DATASET RECORDS:
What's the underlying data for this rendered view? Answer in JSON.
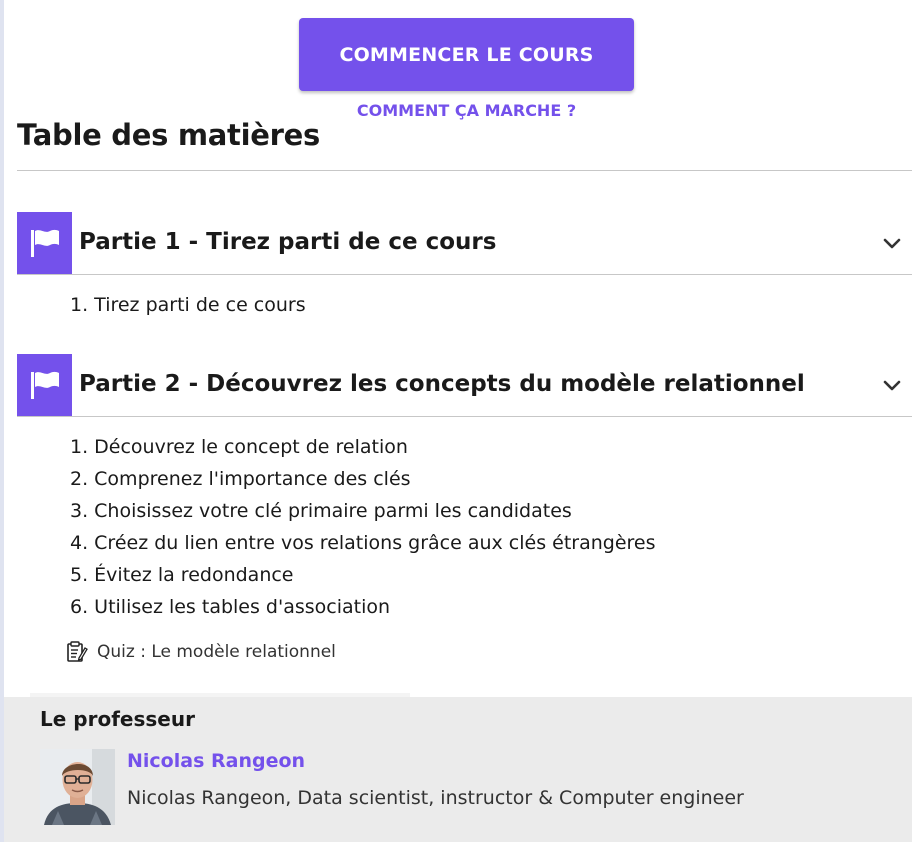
{
  "cta": {
    "start_label": "COMMENCER LE COURS",
    "how_label": "COMMENT ÇA MARCHE ?"
  },
  "toc": {
    "title": "Table des matières",
    "parts": [
      {
        "title": "Partie 1 - Tirez parti de ce cours",
        "icon": "flag-icon",
        "chapters": [
          "1. Tirez parti de ce cours"
        ]
      },
      {
        "title": "Partie 2 - Découvrez les concepts du modèle relationnel",
        "icon": "flag-icon",
        "chapters": [
          "1. Découvrez le concept de relation",
          "2. Comprenez l'importance des clés",
          "3. Choisissez votre clé primaire parmi les candidates",
          "4. Créez du lien entre vos relations grâce aux clés étrangères",
          "5. Évitez la redondance",
          "6. Utilisez les tables d'association"
        ],
        "quiz": "Quiz : Le modèle relationnel"
      }
    ]
  },
  "teacher": {
    "title": "Le professeur",
    "name": "Nicolas Rangeon",
    "bio": "Nicolas Rangeon, Data scientist, instructor & Computer engineer"
  },
  "colors": {
    "accent": "#7451eb",
    "panel_background": "#ebebeb",
    "text": "#1a1a1a"
  }
}
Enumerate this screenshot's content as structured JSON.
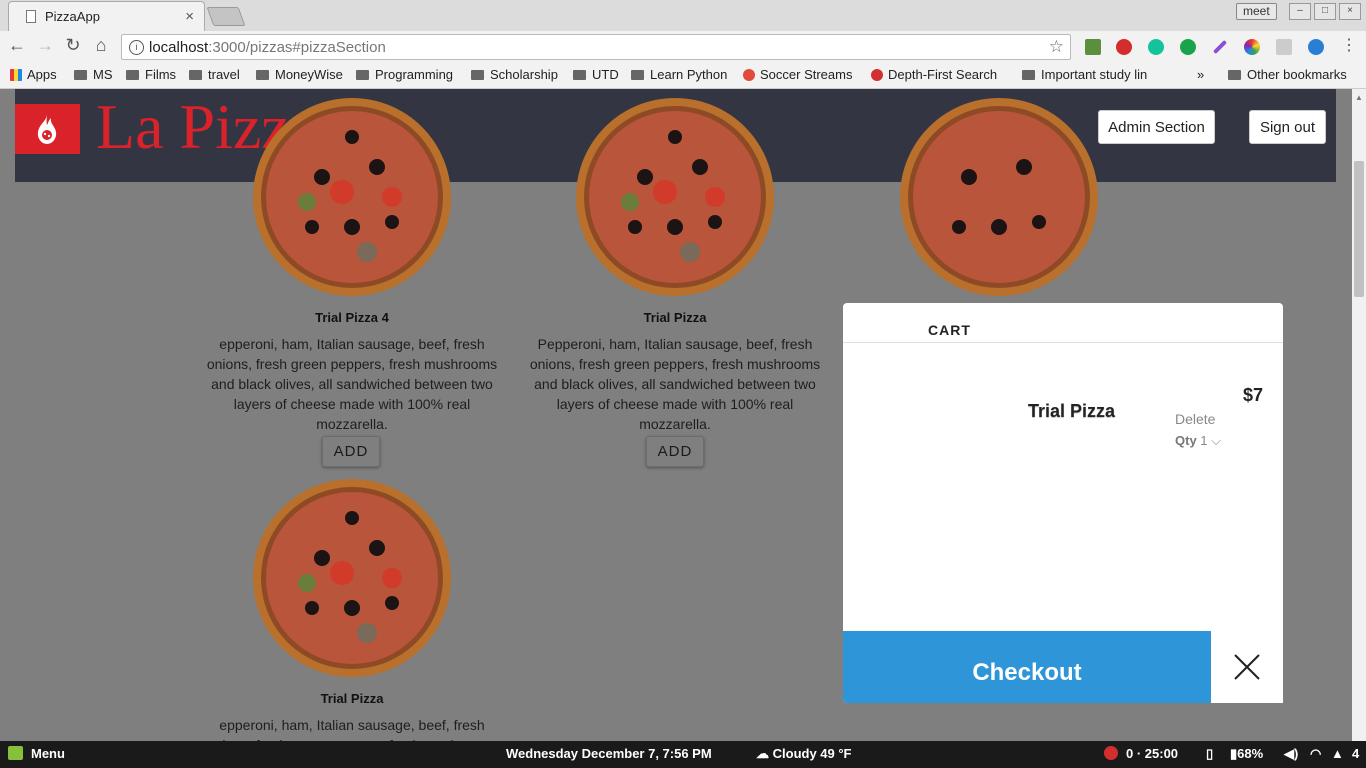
{
  "browser": {
    "tab_title": "PizzaApp",
    "tab_close": "×",
    "profile": "meet",
    "url_host": "localhost",
    "url_rest": ":3000/pizzas#pizzaSection",
    "bookmarks": [
      "Apps",
      "MS",
      "Films",
      "travel",
      "MoneyWise",
      "Programming",
      "Scholarship",
      "UTD",
      "Learn Python",
      "Soccer Streams",
      "Depth-First Search",
      "Important study lin",
      "»",
      "Other bookmarks"
    ]
  },
  "header": {
    "brand": "La Pizzaria",
    "admin_button": "Admin Section",
    "signout_button": "Sign out"
  },
  "pizzas": [
    {
      "name": "Trial Pizza 4",
      "description": "epperoni, ham, Italian sausage, beef, fresh onions, fresh green peppers, fresh mushrooms and black olives, all sandwiched between two layers of cheese made with 100% real mozzarella.",
      "button": "ADD"
    },
    {
      "name": "Trial Pizza",
      "description": "Pepperoni, ham, Italian sausage, beef, fresh onions, fresh green peppers, fresh mushrooms and black olives, all sandwiched between two layers of cheese made with 100% real mozzarella.",
      "button": "ADD"
    },
    {
      "name": "Trial Pizza",
      "description": "epperoni, ham, Italian sausage, beef, fresh onions, fresh green peppers, fresh mushrooms"
    }
  ],
  "cart": {
    "title": "CART",
    "item_name": "Trial Pizza",
    "delete_label": "Delete",
    "qty_label": "Qty",
    "qty_value": "1",
    "price": "$7",
    "checkout_label": "Checkout"
  },
  "taskbar": {
    "menu": "Menu",
    "datetime": "Wednesday December  7,  7:56 PM",
    "weather": "Cloudy 49 °F",
    "pomodoro": "0 · 25:00",
    "battery": "68%",
    "workspace": "4"
  },
  "colors": {
    "brand_red": "#d9222a",
    "header_bg": "#333543",
    "checkout_blue": "#2f95d9",
    "overlay_gray": "#7f7f7f"
  }
}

EXERCISE PROMPT: Copy every line of the data exactly as written, excluding the pictures.

EXERCISE OUTPUT:
What's the underlying data for this rendered view? Answer in JSON.
{
  "cta": {
    "start_label": "COMMENCER LE COURS",
    "how_label": "COMMENT ÇA MARCHE ?"
  },
  "toc": {
    "title": "Table des matières",
    "parts": [
      {
        "title": "Partie 1 - Tirez parti de ce cours",
        "icon": "flag-icon",
        "chapters": [
          "1. Tirez parti de ce cours"
        ]
      },
      {
        "title": "Partie 2 - Découvrez les concepts du modèle relationnel",
        "icon": "flag-icon",
        "chapters": [
          "1. Découvrez le concept de relation",
          "2. Comprenez l'importance des clés",
          "3. Choisissez votre clé primaire parmi les candidates",
          "4. Créez du lien entre vos relations grâce aux clés étrangères",
          "5. Évitez la redondance",
          "6. Utilisez les tables d'association"
        ],
        "quiz": "Quiz : Le modèle relationnel"
      }
    ]
  },
  "teacher": {
    "title": "Le professeur",
    "name": "Nicolas Rangeon",
    "bio": "Nicolas Rangeon, Data scientist, instructor & Computer engineer"
  },
  "colors": {
    "accent": "#7451eb",
    "panel_background": "#ebebeb",
    "text": "#1a1a1a"
  }
}
Enumerate this screenshot's content as structured JSON.
{
  "browser": {
    "tab_title": "PizzaApp",
    "tab_close": "×",
    "profile": "meet",
    "url_host": "localhost",
    "url_rest": ":3000/pizzas#pizzaSection",
    "bookmarks": [
      "Apps",
      "MS",
      "Films",
      "travel",
      "MoneyWise",
      "Programming",
      "Scholarship",
      "UTD",
      "Learn Python",
      "Soccer Streams",
      "Depth-First Search",
      "Important study lin",
      "»",
      "Other bookmarks"
    ]
  },
  "header": {
    "brand": "La Pizzaria",
    "admin_button": "Admin Section",
    "signout_button": "Sign out"
  },
  "pizzas": [
    {
      "name": "Trial Pizza 4",
      "description": "epperoni, ham, Italian sausage, beef, fresh onions, fresh green peppers, fresh mushrooms and black olives, all sandwiched between two layers of cheese made with 100% real mozzarella.",
      "button": "ADD"
    },
    {
      "name": "Trial Pizza",
      "description": "Pepperoni, ham, Italian sausage, beef, fresh onions, fresh green peppers, fresh mushrooms and black olives, all sandwiched between two layers of cheese made with 100% real mozzarella.",
      "button": "ADD"
    },
    {
      "name": "Trial Pizza",
      "description": "epperoni, ham, Italian sausage, beef, fresh onions, fresh green peppers, fresh mushrooms"
    }
  ],
  "cart": {
    "title": "CART",
    "item_name": "Trial Pizza",
    "delete_label": "Delete",
    "qty_label": "Qty",
    "qty_value": "1",
    "price": "$7",
    "checkout_label": "Checkout"
  },
  "taskbar": {
    "menu": "Menu",
    "datetime": "Wednesday December  7,  7:56 PM",
    "weather": "Cloudy 49 °F",
    "pomodoro": "0 · 25:00",
    "battery": "68%",
    "workspace": "4"
  },
  "colors": {
    "brand_red": "#d9222a",
    "header_bg": "#333543",
    "checkout_blue": "#2f95d9",
    "overlay_gray": "#7f7f7f"
  }
}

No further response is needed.